[Stored data]
= = =
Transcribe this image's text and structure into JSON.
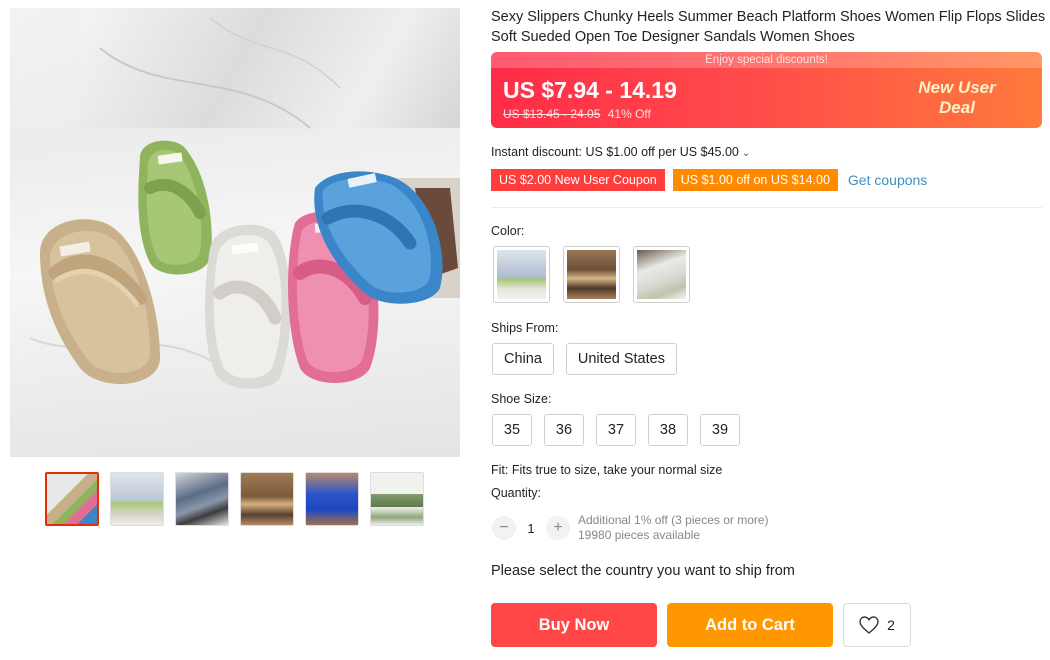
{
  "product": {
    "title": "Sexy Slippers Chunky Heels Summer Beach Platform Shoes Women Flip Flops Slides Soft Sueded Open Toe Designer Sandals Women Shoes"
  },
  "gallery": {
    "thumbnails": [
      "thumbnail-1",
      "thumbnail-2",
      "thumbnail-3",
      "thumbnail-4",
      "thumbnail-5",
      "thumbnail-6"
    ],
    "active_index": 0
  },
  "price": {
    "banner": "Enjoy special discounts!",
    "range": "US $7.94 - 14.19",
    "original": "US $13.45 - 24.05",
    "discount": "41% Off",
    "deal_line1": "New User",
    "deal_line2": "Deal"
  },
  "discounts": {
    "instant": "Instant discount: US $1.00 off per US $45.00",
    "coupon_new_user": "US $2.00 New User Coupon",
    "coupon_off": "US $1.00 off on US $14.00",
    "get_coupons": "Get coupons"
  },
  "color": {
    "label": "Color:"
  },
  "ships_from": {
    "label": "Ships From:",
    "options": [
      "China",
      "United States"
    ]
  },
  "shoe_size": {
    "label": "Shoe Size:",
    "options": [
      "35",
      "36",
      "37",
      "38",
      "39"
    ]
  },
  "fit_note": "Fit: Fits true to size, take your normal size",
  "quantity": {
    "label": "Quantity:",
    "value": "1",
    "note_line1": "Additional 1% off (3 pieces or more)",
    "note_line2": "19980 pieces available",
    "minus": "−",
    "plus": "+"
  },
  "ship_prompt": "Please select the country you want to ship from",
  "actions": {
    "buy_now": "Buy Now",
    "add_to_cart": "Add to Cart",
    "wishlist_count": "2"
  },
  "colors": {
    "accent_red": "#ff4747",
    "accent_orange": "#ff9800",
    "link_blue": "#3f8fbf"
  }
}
= = =
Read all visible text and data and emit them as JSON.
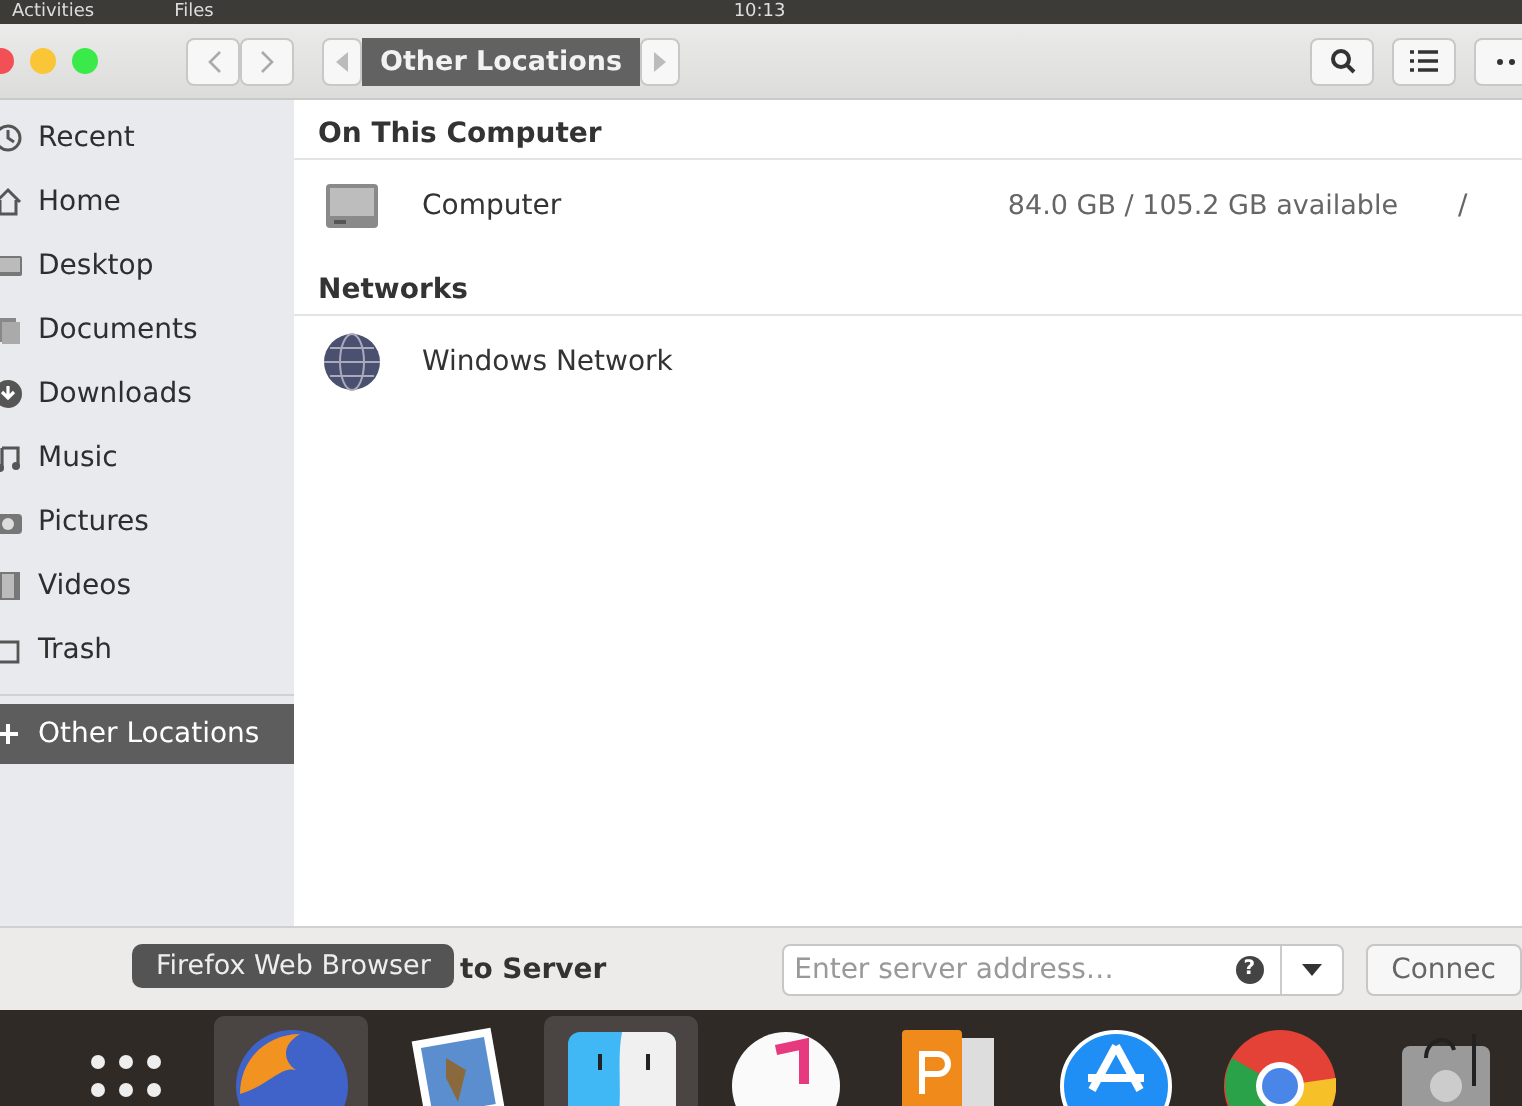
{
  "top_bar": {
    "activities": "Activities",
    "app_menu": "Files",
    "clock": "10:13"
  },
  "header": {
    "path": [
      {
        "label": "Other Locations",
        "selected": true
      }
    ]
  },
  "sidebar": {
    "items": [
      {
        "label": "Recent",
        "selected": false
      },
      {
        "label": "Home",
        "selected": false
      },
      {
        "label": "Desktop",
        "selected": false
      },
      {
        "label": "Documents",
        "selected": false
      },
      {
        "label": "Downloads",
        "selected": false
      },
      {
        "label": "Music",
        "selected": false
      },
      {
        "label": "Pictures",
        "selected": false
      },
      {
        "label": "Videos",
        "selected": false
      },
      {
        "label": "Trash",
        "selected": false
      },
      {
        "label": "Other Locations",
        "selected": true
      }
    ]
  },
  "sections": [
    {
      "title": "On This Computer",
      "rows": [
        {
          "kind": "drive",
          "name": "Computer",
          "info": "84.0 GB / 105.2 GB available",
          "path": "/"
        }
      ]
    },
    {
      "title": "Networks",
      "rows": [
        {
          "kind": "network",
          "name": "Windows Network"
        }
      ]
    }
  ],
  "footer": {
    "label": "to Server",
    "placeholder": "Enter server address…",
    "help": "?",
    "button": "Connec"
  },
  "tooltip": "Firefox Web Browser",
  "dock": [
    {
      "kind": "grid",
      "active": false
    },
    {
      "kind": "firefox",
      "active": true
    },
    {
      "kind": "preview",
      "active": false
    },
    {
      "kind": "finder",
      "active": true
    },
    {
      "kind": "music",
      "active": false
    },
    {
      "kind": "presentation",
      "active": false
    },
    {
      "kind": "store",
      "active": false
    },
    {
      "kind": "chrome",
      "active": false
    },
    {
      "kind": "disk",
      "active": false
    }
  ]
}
= = =
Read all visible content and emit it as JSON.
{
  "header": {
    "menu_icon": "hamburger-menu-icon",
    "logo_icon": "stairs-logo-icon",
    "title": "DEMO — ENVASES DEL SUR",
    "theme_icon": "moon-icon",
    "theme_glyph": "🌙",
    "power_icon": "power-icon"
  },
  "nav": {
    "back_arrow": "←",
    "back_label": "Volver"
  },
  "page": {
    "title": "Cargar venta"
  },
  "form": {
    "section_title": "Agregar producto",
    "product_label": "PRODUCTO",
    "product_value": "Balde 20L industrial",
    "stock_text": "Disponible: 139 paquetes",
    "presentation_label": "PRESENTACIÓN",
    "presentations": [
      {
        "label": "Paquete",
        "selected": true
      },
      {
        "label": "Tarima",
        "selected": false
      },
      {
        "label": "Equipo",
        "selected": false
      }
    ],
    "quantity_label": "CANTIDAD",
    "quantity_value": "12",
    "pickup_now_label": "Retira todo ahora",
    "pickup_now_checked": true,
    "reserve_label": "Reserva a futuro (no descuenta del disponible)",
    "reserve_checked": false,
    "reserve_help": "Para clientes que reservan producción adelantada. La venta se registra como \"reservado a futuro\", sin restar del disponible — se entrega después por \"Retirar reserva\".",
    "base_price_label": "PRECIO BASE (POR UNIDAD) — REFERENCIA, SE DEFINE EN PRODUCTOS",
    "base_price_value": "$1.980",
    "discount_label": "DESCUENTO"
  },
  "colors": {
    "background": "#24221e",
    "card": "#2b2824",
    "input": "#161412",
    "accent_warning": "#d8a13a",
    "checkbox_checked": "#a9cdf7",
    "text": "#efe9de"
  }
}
= = =
Challenge: Examine the listing and say how many of its lines contain the string "discounts". Give the number alone.

Solution to the exercise: 2